▶ **What you need to do**: Rewrite everything from the first line of the material down through the line containing "81, 197, 97]" as a numbered list, omitting any blank lines.

Spatial layout data
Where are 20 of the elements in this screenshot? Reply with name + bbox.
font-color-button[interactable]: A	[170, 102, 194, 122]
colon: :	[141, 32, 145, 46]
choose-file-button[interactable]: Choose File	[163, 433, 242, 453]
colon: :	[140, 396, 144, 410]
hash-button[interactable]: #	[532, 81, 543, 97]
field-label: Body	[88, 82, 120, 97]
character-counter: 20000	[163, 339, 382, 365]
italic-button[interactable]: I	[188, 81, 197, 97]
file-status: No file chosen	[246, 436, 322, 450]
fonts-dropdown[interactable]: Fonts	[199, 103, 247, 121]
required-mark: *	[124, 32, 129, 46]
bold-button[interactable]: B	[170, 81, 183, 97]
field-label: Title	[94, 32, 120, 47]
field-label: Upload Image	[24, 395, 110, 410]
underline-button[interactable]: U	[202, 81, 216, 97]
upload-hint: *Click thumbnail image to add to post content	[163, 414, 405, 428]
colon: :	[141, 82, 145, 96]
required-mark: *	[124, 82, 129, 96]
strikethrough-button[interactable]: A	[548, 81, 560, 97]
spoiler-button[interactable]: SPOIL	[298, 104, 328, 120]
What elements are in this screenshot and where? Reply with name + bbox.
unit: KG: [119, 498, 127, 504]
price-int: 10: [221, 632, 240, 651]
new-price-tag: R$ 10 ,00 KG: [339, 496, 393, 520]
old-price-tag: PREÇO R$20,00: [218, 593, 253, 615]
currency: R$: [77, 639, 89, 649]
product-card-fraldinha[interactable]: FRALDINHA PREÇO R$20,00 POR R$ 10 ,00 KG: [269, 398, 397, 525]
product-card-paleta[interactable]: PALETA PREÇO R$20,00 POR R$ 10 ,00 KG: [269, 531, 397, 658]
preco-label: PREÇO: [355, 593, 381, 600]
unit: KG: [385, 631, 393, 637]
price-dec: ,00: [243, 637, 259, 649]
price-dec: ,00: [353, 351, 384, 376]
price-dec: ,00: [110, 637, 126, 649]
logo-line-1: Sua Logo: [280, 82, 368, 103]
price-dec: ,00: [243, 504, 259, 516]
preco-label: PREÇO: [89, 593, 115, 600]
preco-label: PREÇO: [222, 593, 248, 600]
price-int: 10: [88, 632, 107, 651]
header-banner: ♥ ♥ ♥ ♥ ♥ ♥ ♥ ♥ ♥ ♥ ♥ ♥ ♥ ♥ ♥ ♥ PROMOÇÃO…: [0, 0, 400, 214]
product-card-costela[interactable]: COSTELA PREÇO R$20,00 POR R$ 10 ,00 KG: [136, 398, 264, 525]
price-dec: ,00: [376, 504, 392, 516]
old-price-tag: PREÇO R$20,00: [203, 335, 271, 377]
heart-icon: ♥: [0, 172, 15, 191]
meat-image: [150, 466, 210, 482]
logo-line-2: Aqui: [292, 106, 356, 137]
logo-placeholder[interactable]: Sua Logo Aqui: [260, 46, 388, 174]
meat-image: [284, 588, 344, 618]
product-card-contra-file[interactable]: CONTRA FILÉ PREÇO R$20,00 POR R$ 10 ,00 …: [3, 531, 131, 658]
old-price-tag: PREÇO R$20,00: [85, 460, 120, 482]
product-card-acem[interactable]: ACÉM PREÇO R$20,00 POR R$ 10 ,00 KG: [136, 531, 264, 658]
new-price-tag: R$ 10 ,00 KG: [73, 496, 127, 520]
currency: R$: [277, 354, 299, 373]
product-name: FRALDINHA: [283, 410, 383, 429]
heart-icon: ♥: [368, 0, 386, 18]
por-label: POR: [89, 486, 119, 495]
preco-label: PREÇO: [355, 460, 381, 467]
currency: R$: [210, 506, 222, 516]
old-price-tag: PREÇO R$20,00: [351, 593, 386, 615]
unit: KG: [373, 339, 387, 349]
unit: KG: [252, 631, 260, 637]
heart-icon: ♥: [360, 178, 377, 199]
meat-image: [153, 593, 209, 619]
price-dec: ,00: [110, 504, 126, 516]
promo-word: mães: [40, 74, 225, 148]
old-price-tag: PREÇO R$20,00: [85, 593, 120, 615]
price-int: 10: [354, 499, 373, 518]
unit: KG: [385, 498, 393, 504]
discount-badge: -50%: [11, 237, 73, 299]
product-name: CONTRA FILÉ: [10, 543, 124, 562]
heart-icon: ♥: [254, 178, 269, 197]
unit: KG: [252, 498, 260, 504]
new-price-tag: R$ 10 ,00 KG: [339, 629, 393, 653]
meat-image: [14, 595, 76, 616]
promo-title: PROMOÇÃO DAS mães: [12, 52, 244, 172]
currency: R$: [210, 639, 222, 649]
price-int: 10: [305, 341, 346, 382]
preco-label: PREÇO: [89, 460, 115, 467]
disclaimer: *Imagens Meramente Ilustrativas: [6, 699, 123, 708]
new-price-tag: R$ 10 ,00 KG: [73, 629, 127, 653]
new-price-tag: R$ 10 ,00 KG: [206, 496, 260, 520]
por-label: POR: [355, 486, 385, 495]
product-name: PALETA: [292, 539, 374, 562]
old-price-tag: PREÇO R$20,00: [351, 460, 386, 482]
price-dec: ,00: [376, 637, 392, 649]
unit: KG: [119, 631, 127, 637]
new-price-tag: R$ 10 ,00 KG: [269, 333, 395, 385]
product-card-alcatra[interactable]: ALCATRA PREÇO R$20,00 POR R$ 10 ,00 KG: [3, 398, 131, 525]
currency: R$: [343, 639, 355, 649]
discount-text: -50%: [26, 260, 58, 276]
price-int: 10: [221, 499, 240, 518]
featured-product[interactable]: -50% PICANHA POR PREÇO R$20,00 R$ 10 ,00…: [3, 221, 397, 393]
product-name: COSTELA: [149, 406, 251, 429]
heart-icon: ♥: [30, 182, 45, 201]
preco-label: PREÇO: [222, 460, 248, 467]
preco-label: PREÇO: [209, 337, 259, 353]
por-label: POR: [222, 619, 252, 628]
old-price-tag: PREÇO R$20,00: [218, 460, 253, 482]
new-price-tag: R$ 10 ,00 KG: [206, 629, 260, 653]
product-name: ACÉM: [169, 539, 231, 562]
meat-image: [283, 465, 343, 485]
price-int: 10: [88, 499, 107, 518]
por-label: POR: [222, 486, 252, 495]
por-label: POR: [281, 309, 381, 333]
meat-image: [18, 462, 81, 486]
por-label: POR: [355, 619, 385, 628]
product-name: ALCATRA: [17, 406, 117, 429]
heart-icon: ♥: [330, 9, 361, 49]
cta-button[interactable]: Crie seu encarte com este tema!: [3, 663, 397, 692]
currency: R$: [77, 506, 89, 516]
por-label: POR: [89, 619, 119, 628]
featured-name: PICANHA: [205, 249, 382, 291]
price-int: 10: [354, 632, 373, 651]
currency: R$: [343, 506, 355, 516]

▶ **Final result**:
1. Where are 20 of the elements in this screenshot? Reply with name + bbox.
2. font-color-button[interactable]: A	[170, 102, 194, 122]
3. colon: :	[141, 32, 145, 46]
4. choose-file-button[interactable]: Choose File	[163, 433, 242, 453]
5. colon: :	[140, 396, 144, 410]
6. hash-button[interactable]: #	[532, 81, 543, 97]
7. field-label: Body	[88, 82, 120, 97]
8. character-counter: 20000	[163, 339, 382, 365]
9. italic-button[interactable]: I	[188, 81, 197, 97]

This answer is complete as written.